* [DIRECTIONS FOR THIS TASK]
Isolate every line in the data with the string "应对的方法和措施" and copy it.

* [WORKING DATA]
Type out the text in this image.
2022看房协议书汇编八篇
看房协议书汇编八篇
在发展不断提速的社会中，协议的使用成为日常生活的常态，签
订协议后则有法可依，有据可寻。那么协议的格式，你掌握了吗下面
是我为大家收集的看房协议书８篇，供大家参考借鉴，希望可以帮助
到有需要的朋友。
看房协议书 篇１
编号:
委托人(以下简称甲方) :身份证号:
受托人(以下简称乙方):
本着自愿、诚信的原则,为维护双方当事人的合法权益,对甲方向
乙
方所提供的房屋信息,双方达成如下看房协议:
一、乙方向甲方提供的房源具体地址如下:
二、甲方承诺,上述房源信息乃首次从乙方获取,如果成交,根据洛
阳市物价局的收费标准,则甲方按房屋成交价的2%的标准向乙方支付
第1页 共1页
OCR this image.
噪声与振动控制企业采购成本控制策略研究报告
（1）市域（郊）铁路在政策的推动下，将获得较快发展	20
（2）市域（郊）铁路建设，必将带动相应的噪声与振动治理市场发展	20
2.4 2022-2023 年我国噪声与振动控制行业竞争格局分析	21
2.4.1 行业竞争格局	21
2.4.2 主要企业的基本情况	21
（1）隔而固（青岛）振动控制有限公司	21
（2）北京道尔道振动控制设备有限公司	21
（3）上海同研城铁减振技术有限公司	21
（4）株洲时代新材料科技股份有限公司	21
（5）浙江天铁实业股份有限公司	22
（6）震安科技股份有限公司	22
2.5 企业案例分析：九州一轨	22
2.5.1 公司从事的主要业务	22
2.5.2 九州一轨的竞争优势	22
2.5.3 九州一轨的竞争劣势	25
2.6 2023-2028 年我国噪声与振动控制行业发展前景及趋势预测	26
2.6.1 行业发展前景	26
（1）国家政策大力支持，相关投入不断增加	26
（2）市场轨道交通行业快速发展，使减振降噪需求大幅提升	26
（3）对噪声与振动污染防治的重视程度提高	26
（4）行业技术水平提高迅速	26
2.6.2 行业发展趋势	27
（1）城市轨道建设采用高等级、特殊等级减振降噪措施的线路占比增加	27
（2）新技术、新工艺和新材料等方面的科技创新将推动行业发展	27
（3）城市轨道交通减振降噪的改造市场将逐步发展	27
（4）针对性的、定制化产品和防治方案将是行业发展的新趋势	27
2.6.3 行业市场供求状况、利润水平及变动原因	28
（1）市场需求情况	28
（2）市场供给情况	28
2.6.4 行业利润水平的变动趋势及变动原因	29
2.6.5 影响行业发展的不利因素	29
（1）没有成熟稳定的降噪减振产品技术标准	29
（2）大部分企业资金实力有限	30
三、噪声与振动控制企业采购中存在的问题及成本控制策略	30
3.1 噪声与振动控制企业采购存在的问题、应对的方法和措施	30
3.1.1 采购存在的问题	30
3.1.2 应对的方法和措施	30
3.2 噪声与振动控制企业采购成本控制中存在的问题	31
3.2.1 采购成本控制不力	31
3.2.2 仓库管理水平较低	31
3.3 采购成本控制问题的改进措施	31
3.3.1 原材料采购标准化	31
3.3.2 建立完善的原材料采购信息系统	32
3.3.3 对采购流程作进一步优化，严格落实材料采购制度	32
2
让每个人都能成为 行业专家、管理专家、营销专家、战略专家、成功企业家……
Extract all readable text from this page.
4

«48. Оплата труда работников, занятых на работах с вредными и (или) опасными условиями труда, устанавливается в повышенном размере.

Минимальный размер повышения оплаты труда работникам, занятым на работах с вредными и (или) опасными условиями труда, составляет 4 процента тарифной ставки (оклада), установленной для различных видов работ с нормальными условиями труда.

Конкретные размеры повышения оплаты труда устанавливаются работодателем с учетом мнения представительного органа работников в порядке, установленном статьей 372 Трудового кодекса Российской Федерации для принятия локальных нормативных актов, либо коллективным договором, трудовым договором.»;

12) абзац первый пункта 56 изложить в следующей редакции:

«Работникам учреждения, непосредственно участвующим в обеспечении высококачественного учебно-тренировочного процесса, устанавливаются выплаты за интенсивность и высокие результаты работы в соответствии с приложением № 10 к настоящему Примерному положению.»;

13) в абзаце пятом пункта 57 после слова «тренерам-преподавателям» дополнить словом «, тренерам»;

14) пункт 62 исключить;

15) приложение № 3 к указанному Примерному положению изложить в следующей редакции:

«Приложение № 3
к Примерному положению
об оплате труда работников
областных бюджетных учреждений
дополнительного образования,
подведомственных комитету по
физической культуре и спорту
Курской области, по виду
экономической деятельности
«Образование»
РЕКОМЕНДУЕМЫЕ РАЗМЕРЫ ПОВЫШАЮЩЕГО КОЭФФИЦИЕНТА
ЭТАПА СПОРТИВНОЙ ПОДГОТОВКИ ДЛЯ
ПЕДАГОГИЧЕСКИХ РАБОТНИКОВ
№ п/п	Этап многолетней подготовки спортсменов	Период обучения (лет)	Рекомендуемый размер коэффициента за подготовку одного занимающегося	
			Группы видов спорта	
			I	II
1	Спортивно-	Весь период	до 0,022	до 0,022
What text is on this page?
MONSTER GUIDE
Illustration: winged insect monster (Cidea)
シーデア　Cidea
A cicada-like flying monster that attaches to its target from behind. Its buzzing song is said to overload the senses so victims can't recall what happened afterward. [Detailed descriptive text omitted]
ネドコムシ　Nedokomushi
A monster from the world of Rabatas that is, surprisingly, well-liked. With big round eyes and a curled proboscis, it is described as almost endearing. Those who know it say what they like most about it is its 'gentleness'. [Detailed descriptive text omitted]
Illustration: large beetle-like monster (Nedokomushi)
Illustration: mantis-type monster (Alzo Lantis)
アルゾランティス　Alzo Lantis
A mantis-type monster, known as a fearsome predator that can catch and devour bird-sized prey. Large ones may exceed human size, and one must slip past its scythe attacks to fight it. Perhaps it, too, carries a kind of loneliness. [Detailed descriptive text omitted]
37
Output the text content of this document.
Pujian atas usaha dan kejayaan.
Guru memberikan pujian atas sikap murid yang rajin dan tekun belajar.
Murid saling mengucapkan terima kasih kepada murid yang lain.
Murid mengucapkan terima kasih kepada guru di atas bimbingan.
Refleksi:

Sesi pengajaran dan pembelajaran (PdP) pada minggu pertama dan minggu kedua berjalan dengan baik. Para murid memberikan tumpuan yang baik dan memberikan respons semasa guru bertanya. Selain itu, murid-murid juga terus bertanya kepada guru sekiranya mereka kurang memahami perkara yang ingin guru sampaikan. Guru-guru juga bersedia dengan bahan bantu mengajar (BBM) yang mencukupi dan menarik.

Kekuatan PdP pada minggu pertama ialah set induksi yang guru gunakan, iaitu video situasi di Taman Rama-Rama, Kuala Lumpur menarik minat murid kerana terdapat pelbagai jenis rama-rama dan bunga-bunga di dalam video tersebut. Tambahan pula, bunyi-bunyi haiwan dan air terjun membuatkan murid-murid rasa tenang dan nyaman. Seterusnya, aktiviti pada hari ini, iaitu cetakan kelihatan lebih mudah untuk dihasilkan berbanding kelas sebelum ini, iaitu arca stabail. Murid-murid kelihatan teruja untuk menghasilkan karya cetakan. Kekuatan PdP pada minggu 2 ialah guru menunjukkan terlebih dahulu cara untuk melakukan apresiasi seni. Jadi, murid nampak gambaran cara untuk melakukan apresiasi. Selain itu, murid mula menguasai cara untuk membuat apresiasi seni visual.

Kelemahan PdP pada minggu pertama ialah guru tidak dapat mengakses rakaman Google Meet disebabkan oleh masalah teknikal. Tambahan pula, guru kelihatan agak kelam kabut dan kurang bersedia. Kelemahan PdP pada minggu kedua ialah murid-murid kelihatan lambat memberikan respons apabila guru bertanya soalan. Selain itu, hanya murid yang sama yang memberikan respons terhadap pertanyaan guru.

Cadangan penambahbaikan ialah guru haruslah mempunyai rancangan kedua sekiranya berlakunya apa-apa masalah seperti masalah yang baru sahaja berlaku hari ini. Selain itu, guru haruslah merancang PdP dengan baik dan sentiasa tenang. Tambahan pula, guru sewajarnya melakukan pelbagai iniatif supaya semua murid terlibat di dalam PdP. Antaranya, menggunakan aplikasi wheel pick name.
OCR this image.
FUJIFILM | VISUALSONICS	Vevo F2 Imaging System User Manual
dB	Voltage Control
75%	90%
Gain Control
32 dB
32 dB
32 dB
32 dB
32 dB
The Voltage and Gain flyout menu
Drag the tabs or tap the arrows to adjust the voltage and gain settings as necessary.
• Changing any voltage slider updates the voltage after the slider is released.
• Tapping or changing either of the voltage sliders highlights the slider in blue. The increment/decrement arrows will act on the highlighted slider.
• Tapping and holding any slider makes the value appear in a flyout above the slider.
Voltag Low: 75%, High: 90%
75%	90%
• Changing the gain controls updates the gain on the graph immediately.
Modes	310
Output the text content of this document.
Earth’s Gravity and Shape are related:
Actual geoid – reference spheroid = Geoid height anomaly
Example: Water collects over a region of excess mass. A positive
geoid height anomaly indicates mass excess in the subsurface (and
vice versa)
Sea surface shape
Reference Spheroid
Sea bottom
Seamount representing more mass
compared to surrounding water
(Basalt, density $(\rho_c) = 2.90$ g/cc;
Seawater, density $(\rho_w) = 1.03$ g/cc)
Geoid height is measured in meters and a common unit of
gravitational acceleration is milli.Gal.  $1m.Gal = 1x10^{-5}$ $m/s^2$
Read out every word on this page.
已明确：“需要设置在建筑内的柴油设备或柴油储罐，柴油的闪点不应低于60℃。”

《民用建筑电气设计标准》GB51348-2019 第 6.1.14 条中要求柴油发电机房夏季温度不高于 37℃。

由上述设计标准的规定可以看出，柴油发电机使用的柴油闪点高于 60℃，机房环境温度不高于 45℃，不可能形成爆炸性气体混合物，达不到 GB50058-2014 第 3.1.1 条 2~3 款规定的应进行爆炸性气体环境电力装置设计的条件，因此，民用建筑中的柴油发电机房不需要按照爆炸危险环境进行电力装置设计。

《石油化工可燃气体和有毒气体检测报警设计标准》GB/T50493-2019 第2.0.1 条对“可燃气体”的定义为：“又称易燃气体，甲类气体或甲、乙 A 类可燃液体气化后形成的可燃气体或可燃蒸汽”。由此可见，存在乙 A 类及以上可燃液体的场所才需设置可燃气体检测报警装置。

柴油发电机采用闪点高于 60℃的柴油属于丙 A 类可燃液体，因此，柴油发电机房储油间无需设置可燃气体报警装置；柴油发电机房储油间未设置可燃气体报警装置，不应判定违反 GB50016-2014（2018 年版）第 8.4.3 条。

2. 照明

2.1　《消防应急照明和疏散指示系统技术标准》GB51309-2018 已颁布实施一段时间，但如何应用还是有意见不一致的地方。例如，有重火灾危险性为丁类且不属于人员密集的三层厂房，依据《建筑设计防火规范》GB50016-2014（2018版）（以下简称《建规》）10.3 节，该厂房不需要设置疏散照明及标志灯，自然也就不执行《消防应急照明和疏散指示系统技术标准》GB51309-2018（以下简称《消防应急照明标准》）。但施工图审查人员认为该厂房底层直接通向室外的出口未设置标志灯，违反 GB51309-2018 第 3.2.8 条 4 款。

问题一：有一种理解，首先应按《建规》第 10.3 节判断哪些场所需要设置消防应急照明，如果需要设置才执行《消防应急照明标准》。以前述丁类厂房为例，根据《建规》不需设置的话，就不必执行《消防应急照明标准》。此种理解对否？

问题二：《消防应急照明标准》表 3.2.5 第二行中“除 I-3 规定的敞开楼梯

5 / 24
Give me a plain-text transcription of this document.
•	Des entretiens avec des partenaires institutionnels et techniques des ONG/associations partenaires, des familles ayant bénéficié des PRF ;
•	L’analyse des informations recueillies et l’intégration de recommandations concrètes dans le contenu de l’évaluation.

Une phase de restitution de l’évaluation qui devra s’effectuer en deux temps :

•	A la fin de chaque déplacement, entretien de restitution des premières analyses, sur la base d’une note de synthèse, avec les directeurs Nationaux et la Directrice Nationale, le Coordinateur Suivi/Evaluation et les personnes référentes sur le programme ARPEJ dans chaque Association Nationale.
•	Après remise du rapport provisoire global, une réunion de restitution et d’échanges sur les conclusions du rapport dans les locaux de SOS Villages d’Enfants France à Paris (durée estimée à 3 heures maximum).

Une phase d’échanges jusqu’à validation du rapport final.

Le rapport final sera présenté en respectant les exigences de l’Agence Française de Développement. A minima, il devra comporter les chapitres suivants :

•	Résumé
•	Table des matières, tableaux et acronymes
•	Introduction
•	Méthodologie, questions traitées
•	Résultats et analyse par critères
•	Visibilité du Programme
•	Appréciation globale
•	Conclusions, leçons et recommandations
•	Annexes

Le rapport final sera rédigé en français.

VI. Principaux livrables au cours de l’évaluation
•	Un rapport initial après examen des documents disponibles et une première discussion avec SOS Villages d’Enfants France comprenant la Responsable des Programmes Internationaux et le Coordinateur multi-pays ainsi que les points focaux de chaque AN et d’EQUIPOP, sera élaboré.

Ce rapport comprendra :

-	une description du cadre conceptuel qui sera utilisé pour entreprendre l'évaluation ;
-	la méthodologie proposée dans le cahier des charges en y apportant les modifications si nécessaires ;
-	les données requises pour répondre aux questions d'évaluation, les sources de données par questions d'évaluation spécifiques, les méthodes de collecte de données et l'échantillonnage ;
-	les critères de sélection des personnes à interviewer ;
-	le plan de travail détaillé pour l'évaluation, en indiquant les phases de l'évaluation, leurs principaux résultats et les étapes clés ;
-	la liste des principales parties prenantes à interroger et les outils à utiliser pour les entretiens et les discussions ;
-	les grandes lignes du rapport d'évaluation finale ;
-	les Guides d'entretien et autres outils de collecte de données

* [OUTPUT BELOW]
3.1 噪声与振动控制企业采购存在的问题、应对的方法和措施	30
3.1.2 应对的方法和措施	30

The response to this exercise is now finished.